-- Written task --
The records that follow should be retyped word for word.

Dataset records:
※ ※ ※

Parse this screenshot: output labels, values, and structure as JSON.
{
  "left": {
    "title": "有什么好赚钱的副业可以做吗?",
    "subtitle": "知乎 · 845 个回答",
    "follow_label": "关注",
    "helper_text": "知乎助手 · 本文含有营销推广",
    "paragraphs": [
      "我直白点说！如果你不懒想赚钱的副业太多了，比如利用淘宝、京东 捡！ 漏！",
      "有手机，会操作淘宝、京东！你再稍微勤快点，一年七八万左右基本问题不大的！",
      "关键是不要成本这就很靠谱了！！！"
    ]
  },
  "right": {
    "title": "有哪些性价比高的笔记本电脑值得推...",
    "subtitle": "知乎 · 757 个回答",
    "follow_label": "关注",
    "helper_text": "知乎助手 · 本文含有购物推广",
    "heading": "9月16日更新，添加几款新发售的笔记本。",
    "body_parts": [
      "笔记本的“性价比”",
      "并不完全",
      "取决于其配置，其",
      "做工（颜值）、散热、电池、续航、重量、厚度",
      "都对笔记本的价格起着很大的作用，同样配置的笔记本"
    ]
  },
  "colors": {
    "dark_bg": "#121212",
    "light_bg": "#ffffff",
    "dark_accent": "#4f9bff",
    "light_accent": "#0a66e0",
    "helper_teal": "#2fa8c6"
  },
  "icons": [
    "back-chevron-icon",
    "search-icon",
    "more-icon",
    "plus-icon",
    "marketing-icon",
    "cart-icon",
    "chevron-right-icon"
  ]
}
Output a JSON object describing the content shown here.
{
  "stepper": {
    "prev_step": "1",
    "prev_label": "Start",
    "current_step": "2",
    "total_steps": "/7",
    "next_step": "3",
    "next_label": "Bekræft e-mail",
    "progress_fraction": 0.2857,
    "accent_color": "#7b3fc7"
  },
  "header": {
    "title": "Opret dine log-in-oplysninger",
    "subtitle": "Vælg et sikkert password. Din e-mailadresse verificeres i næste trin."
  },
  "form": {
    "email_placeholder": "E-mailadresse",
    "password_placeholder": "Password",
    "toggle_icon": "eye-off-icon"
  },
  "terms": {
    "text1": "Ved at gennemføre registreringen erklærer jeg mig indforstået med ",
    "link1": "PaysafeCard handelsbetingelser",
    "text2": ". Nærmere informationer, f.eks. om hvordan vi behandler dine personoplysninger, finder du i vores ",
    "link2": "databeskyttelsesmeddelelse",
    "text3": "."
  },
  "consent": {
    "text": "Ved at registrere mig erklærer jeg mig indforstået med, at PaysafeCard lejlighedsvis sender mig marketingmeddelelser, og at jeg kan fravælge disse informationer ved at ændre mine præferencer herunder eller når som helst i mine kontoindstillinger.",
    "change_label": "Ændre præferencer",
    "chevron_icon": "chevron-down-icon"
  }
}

※ ※ ※

-- Result --
Parse this screenshot: output labels, values, and structure as JSON.
{
  "left": {
    "title": "有什么好赚钱的副业可以做吗?",
    "subtitle": "知乎 · 845 个回答",
    "follow_label": "关注",
    "helper_text": "知乎助手 · 本文含有营销推广",
    "paragraphs": [
      "我直白点说！如果你不懒想赚钱的副业太多了，比如利用淘宝、京东 捡！ 漏！",
      "有手机，会操作淘宝、京东！你再稍微勤快点，一年七八万左右基本问题不大的！",
      "关键是不要成本这就很靠谱了！！！"
    ]
  },
  "right": {
    "title": "有哪些性价比高的笔记本电脑值得推...",
    "subtitle": "知乎 · 757 个回答",
    "follow_label": "关注",
    "helper_text": "知乎助手 · 本文含有购物推广",
    "heading": "9月16日更新，添加几款新发售的笔记本。",
    "body_parts": [
      "笔记本的“性价比”",
      "并不完全",
      "取决于其配置，其",
      "做工（颜值）、散热、电池、续航、重量、厚度",
      "都对笔记本的价格起着很大的作用，同样配置的笔记本"
    ]
  },
  "colors": {
    "dark_bg": "#121212",
    "light_bg": "#ffffff",
    "dark_accent": "#4f9bff",
    "light_accent": "#0a66e0",
    "helper_teal": "#2fa8c6"
  },
  "icons": [
    "back-chevron-icon",
    "search-icon",
    "more-icon",
    "plus-icon",
    "marketing-icon",
    "cart-icon",
    "chevron-right-icon"
  ]
}
Output a JSON object describing the content shown here.
{
  "stepper": {
    "prev_step": "1",
    "prev_label": "Start",
    "current_step": "2",
    "total_steps": "/7",
    "next_step": "3",
    "next_label": "Bekræft e-mail",
    "progress_fraction": 0.2857,
    "accent_color": "#7b3fc7"
  },
  "header": {
    "title": "Opret dine log-in-oplysninger",
    "subtitle": "Vælg et sikkert password. Din e-mailadresse verificeres i næste trin."
  },
  "form": {
    "email_placeholder": "E-mailadresse",
    "password_placeholder": "Password",
    "toggle_icon": "eye-off-icon"
  },
  "terms": {
    "text1": "Ved at gennemføre registreringen erklærer jeg mig indforstået med ",
    "link1": "PaysafeCard handelsbetingelser",
    "text2": ". Nærmere informationer, f.eks. om hvordan vi behandler dine personoplysninger, finder du i vores ",
    "link2": "databeskyttelsesmeddelelse",
    "text3": "."
  },
  "consent": {
    "text": "Ved at registrere mig erklærer jeg mig indforstået med, at PaysafeCard lejlighedsvis sender mig marketingmeddelelser, og at jeg kan fravælge disse informationer ved at ændre mine præferencer herunder eller når som helst i mine kontoindstillinger.",
    "change_label": "Ændre præferencer",
    "chevron_icon": "chevron-down-icon"
  }
}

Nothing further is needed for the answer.